- **Data listing**:
□ □ □

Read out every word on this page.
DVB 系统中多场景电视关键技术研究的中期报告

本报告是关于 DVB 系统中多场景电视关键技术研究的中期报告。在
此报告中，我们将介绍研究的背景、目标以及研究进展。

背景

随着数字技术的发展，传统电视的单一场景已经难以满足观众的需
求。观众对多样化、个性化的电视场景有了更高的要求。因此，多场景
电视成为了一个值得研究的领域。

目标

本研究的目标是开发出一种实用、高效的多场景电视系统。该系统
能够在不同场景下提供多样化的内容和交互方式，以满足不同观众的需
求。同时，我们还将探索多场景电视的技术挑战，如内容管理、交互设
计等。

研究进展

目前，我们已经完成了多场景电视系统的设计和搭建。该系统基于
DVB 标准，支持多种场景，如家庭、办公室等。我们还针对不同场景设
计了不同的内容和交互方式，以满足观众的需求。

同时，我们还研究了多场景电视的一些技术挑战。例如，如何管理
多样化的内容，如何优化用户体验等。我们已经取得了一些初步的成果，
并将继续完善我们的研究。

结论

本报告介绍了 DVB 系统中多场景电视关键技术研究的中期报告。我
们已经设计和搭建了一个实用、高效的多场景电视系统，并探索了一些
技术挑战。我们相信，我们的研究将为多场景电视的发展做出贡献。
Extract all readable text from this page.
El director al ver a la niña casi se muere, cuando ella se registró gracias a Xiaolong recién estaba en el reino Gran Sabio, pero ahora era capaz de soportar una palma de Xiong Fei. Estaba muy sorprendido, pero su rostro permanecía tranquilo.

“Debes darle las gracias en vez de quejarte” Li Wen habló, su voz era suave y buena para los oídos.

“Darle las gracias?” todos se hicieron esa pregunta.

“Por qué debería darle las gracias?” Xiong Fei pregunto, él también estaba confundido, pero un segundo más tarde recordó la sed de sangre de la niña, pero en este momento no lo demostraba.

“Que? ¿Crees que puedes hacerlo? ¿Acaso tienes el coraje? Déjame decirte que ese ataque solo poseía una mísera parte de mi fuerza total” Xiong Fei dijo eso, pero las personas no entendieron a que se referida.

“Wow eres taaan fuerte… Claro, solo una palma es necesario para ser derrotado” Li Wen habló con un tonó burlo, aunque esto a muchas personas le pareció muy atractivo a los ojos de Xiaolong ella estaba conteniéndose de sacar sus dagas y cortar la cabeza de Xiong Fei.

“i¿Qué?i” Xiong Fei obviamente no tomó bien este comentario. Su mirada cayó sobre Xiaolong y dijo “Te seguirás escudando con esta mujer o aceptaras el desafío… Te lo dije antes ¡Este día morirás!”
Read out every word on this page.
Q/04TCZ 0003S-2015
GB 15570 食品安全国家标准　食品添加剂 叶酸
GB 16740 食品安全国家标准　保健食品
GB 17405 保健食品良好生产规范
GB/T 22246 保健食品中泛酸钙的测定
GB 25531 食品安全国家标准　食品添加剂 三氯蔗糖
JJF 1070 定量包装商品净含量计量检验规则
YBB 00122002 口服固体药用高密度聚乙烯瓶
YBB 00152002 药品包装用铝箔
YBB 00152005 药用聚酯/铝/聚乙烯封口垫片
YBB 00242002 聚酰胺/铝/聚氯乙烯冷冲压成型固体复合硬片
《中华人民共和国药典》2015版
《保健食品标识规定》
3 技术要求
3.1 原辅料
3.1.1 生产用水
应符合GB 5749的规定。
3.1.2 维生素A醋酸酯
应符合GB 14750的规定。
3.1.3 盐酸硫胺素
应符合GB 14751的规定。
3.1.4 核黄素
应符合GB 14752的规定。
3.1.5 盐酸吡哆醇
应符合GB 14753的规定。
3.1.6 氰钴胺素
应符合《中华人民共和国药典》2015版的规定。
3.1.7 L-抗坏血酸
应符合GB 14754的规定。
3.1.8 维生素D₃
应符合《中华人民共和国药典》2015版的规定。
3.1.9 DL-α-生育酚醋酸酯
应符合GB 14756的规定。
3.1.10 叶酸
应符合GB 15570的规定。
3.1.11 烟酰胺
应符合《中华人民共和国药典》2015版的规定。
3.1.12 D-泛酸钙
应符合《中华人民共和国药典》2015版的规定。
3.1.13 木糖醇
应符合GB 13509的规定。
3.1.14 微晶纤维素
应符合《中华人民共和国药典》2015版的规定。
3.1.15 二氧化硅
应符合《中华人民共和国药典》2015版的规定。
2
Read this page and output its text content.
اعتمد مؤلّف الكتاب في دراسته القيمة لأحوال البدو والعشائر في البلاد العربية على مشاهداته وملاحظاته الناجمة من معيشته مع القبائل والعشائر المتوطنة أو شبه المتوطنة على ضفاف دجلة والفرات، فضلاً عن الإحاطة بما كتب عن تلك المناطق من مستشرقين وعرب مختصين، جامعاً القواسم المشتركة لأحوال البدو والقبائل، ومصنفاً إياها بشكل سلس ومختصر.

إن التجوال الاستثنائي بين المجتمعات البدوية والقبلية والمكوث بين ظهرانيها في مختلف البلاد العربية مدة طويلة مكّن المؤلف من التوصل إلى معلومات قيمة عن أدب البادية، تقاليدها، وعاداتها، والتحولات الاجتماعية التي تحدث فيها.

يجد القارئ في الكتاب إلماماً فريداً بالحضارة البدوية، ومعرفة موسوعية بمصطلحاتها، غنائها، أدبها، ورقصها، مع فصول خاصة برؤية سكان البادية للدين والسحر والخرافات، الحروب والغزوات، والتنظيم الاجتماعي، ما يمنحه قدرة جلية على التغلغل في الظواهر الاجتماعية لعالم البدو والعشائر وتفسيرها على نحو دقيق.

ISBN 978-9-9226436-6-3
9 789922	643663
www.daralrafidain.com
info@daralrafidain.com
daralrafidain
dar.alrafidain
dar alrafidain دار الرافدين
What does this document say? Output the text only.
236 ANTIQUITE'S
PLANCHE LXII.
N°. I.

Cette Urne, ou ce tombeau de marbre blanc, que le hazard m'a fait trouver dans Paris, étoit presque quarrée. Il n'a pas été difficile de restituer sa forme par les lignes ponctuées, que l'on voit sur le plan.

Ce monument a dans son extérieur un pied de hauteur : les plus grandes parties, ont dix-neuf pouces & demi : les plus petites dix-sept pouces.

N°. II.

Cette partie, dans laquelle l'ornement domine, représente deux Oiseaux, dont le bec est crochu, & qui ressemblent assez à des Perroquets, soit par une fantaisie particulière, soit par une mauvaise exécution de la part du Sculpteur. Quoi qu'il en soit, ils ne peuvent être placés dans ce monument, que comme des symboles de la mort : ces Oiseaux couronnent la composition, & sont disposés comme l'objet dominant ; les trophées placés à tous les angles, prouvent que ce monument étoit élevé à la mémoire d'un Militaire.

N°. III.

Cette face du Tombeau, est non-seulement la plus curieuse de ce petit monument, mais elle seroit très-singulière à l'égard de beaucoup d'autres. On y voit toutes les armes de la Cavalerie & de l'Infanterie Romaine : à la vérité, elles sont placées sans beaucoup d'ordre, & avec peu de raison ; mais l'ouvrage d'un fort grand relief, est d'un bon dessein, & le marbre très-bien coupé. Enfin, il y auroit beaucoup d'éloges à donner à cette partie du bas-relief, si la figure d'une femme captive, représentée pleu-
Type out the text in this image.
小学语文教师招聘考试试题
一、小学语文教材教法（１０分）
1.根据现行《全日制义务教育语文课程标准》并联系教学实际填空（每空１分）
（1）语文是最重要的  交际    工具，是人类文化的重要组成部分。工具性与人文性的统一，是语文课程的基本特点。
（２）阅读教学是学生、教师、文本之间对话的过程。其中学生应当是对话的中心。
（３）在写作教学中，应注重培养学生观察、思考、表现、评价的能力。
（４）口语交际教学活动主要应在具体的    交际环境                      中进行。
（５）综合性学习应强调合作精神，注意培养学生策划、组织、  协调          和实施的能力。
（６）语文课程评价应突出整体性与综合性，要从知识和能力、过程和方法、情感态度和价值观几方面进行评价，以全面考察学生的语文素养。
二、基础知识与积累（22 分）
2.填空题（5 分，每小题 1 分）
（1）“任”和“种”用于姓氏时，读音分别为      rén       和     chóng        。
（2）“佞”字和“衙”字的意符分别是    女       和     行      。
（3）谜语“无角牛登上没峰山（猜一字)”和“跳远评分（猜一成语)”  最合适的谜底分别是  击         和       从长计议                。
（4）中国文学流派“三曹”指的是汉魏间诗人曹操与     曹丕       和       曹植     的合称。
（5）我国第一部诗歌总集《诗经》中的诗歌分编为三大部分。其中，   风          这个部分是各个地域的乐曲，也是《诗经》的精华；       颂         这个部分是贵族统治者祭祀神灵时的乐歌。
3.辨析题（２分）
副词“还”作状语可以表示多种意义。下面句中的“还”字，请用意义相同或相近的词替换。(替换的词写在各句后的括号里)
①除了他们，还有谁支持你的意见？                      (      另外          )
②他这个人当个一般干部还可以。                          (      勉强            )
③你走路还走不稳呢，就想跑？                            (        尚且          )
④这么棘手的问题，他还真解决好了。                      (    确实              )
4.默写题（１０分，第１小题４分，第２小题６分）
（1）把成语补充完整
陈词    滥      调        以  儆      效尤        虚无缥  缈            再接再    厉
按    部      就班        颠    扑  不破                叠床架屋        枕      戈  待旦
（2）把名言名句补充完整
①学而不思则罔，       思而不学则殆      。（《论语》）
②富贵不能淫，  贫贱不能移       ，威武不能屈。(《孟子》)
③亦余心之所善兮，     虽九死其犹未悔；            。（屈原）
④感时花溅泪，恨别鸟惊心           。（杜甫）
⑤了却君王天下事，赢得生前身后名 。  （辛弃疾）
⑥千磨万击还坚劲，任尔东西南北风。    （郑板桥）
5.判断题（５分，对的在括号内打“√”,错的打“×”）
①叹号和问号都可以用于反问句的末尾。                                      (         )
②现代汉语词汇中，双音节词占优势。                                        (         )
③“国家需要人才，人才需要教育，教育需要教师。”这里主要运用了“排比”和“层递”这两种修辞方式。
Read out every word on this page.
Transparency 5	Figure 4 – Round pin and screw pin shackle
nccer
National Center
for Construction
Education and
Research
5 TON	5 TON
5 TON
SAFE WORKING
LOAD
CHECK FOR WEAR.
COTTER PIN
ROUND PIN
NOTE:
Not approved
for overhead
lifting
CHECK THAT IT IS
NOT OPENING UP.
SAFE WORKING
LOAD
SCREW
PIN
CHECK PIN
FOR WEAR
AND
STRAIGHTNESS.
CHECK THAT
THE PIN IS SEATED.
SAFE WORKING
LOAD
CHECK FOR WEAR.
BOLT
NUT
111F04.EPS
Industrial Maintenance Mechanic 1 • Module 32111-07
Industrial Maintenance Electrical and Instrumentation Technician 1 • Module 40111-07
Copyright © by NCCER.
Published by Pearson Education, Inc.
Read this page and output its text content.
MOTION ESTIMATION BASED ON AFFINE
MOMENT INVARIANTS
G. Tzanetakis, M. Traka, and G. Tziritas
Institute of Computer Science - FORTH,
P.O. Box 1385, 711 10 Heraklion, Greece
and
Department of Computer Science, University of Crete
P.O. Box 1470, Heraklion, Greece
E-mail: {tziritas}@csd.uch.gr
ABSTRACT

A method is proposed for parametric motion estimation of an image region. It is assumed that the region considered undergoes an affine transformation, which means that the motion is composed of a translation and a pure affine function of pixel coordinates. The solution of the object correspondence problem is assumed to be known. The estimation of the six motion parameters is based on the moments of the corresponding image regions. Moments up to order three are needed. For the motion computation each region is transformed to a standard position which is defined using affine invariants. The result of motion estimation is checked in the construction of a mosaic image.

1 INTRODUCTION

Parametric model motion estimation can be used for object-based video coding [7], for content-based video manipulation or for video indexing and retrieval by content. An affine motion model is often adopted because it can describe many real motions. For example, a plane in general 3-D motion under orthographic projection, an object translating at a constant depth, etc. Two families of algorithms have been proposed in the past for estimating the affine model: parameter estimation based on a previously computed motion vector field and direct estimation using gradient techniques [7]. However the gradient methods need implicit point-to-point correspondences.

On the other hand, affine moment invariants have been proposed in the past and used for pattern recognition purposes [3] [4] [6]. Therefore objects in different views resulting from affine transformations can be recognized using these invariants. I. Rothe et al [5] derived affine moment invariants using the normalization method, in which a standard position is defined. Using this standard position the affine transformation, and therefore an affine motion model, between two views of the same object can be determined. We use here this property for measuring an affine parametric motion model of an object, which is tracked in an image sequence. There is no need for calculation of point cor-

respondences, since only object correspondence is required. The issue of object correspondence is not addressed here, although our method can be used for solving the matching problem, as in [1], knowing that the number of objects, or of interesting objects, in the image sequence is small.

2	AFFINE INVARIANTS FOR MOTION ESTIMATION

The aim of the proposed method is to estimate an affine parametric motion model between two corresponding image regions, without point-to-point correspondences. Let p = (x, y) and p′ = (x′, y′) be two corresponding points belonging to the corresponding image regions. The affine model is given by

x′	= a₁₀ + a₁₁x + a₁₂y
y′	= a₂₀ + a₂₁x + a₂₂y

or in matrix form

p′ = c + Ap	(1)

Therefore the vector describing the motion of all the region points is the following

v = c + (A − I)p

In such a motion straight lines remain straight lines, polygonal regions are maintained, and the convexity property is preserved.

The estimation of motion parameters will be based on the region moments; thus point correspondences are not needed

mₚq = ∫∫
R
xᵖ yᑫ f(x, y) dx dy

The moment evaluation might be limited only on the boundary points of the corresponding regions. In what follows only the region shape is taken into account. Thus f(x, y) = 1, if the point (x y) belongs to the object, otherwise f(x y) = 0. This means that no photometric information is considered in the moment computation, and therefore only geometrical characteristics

□ □ □

- **Set task**:
Locate each line containing the string "considered" and show it.

- **Written solution**:
A method is proposed for parametric motion estimation of an image region. It is assumed that the region considered undergoes an affine transformation, which means that the motion is composed of a translation and a pure affine function of pixel coordinates. The solution of the object correspondence problem is assumed to be known. The estimation of the six motion parameters is based on the moments of the corresponding image regions. Moments up to order three are needed. For the motion computation each region is transformed to a standard position which is defined using affine invariants. The result of motion estimation is checked in the construction of a mosaic image.
The moment evaluation might be limited only on the boundary points of the corresponding regions. In what follows only the region shape is taken into account. Thus f(x, y) = 1, if the point (x y) belongs to the object, otherwise f(x y) = 0. This means that no photometric information is considered in the moment computation, and therefore only geometrical characteristics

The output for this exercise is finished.